[Chart and figure data]
╔══
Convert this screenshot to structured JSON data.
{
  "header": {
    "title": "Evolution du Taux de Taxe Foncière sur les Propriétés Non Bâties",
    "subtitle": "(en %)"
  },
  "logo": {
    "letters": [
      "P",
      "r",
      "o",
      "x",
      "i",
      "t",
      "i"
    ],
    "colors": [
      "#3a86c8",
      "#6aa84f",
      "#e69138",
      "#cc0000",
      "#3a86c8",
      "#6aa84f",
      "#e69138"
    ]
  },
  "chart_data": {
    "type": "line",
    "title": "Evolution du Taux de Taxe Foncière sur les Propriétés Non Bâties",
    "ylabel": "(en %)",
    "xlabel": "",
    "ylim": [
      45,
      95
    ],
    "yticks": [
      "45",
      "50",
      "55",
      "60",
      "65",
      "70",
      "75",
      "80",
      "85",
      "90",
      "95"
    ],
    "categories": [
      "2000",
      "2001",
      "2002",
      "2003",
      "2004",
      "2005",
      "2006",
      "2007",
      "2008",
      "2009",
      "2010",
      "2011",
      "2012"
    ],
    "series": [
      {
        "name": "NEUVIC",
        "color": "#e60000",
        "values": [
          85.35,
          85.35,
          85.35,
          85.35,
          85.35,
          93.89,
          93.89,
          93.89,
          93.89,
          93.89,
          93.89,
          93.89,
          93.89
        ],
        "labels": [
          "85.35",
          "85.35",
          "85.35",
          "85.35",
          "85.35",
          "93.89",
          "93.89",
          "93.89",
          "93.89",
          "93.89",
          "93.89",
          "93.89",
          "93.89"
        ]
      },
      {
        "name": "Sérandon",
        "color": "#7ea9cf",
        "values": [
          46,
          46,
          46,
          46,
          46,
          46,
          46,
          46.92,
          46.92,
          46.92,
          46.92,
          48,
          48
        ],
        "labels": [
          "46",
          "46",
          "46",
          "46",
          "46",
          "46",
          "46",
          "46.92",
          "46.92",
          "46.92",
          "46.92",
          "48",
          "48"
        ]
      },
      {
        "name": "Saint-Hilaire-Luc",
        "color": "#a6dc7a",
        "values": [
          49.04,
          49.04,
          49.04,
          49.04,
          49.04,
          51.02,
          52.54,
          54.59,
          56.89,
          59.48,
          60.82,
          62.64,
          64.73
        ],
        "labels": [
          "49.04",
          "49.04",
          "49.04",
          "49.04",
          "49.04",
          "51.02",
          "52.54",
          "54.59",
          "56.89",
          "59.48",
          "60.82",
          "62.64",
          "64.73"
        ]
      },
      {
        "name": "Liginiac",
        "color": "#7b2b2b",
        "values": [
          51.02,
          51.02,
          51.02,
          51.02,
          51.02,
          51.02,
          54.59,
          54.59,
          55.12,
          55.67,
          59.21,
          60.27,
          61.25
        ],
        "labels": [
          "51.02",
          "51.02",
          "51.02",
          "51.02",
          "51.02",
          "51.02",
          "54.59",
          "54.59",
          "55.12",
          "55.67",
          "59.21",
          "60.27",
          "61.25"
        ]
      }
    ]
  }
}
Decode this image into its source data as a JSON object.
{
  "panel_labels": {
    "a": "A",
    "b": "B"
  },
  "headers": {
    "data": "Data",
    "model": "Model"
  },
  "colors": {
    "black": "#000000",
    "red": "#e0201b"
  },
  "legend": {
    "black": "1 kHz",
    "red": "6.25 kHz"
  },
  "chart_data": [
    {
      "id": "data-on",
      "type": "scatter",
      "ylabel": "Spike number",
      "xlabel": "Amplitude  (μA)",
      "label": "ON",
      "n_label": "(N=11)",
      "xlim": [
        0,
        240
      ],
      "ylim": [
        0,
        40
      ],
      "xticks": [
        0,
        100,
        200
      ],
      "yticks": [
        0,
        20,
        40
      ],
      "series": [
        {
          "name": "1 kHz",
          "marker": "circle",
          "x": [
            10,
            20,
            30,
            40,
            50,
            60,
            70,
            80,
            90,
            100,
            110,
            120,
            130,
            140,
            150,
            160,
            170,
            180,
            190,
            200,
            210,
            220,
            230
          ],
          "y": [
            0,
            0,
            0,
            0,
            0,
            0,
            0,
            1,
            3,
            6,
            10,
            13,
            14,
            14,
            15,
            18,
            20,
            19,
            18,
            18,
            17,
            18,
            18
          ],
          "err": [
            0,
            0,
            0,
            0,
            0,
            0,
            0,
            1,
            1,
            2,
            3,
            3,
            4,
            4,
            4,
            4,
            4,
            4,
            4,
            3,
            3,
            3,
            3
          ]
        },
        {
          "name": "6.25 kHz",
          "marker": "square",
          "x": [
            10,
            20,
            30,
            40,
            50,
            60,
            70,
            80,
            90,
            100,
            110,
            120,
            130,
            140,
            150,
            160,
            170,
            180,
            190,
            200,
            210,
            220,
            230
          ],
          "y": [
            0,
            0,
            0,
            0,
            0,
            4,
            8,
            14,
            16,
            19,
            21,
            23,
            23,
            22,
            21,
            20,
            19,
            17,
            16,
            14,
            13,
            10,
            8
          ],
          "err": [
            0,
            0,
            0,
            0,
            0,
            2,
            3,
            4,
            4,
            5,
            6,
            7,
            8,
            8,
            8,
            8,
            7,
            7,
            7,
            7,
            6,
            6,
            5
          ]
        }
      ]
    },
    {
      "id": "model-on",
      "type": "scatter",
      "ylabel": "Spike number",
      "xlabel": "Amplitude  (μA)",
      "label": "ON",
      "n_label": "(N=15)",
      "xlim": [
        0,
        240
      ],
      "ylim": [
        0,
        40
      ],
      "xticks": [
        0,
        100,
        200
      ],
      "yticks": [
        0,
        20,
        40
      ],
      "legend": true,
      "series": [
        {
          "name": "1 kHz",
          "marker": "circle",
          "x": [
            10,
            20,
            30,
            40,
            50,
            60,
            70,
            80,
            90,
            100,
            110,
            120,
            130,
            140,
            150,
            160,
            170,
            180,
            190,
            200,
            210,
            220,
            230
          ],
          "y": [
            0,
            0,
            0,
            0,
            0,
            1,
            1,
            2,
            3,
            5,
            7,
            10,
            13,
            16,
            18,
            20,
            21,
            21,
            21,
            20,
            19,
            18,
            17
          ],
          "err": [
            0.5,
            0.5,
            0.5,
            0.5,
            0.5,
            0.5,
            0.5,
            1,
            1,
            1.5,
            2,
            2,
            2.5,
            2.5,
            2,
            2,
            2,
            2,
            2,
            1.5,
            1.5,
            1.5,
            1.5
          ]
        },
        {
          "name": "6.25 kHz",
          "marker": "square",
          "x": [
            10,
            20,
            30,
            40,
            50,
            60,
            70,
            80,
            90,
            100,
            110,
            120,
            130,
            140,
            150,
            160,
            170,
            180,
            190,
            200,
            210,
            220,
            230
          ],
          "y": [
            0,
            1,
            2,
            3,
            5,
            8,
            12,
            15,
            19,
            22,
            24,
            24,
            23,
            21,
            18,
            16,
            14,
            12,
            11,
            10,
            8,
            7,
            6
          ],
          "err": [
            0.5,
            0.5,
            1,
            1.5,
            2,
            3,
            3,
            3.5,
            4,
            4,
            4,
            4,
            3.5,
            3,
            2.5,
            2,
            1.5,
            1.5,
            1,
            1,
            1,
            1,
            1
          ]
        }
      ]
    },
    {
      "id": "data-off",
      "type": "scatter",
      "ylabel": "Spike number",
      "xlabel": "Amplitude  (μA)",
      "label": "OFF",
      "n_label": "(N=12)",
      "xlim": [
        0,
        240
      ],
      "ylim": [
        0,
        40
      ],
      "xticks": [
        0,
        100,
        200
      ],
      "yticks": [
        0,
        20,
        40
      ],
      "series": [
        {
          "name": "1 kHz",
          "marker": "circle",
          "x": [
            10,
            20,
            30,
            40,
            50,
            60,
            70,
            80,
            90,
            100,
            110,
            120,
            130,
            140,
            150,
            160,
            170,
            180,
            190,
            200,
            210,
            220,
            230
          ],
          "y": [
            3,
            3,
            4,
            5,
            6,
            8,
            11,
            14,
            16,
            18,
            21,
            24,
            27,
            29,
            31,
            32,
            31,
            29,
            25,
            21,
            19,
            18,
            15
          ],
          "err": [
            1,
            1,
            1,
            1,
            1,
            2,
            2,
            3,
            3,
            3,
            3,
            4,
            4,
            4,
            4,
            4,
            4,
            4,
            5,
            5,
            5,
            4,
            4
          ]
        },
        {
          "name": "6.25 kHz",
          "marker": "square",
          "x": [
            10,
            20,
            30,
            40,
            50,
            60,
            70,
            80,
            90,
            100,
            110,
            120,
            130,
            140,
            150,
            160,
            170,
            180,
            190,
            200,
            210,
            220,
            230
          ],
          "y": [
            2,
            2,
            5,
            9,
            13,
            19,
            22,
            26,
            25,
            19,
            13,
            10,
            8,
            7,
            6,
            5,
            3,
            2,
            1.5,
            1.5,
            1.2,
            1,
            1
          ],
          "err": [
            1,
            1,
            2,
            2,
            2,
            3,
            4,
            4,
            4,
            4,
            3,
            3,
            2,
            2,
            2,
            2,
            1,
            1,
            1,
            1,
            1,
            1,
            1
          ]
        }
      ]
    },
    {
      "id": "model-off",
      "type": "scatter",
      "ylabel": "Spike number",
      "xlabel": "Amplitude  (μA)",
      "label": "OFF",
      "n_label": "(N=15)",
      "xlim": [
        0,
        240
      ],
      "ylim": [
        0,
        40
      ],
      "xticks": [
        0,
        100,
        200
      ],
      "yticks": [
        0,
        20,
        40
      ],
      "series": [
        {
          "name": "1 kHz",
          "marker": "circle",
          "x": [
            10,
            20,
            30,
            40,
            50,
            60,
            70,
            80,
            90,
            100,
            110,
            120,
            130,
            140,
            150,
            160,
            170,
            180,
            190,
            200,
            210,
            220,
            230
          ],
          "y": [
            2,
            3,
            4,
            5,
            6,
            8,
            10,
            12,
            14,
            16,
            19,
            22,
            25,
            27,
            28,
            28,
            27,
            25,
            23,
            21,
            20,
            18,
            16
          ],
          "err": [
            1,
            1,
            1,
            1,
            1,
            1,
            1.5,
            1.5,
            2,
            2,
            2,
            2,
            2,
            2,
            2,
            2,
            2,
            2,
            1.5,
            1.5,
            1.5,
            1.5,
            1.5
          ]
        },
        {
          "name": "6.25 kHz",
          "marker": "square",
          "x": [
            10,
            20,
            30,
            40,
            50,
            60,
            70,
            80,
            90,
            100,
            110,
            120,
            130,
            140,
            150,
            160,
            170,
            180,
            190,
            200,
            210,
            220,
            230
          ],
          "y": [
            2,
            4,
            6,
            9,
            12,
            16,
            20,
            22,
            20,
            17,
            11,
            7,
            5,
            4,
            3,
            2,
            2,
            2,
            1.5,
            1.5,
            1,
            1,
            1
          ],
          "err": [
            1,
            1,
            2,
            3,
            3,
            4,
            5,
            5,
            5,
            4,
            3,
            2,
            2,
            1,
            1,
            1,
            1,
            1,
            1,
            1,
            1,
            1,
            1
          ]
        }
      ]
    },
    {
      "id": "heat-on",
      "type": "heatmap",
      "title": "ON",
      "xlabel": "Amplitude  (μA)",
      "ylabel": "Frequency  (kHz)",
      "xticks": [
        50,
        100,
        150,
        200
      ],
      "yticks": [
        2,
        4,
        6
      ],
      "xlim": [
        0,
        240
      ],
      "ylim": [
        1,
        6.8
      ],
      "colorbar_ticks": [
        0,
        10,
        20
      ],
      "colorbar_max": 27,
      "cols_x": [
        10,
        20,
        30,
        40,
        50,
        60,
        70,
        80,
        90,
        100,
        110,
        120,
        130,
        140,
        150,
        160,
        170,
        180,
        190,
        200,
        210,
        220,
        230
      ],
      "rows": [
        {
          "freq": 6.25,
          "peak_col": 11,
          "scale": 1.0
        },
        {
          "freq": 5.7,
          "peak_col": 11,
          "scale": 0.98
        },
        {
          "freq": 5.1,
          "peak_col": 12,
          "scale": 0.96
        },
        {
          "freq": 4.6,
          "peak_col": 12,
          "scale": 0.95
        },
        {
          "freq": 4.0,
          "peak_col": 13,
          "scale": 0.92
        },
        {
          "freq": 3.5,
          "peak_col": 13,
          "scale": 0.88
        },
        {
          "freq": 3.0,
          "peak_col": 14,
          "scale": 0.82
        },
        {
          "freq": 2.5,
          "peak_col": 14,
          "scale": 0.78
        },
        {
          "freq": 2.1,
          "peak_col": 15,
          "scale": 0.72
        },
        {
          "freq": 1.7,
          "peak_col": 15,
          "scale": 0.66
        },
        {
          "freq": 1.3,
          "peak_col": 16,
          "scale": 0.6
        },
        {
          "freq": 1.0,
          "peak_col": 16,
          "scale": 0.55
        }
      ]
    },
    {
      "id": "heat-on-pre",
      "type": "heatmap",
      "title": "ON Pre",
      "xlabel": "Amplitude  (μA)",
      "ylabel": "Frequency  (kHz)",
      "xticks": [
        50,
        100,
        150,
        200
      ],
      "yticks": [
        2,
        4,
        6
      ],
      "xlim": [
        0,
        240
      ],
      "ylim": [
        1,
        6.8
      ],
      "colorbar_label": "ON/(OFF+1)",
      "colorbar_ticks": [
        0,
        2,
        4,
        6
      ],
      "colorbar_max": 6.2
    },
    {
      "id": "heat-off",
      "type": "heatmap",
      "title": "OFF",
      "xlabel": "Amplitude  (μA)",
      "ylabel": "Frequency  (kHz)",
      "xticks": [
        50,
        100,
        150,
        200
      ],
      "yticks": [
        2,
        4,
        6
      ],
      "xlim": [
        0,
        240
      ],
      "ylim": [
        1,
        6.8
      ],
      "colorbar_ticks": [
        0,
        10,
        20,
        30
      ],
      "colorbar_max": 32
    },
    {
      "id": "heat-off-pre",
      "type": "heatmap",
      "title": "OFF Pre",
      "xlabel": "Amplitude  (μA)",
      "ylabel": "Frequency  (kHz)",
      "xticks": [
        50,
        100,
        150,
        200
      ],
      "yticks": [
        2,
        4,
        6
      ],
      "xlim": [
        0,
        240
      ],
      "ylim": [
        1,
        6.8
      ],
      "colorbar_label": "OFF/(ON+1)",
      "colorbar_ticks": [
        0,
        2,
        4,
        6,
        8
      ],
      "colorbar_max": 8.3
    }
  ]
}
╚══
> [Description of the task]:
Look through the data and show every line containing "scale".

> [Complete output]:
          "scale": 1.0
          "scale": 0.98
          "scale": 0.96
          "scale": 0.95
          "scale": 0.92
          "scale": 0.88
          "scale": 0.82
          "scale": 0.78
          "scale": 0.72
          "scale": 0.66
          "scale": 0.6
          "scale": 0.55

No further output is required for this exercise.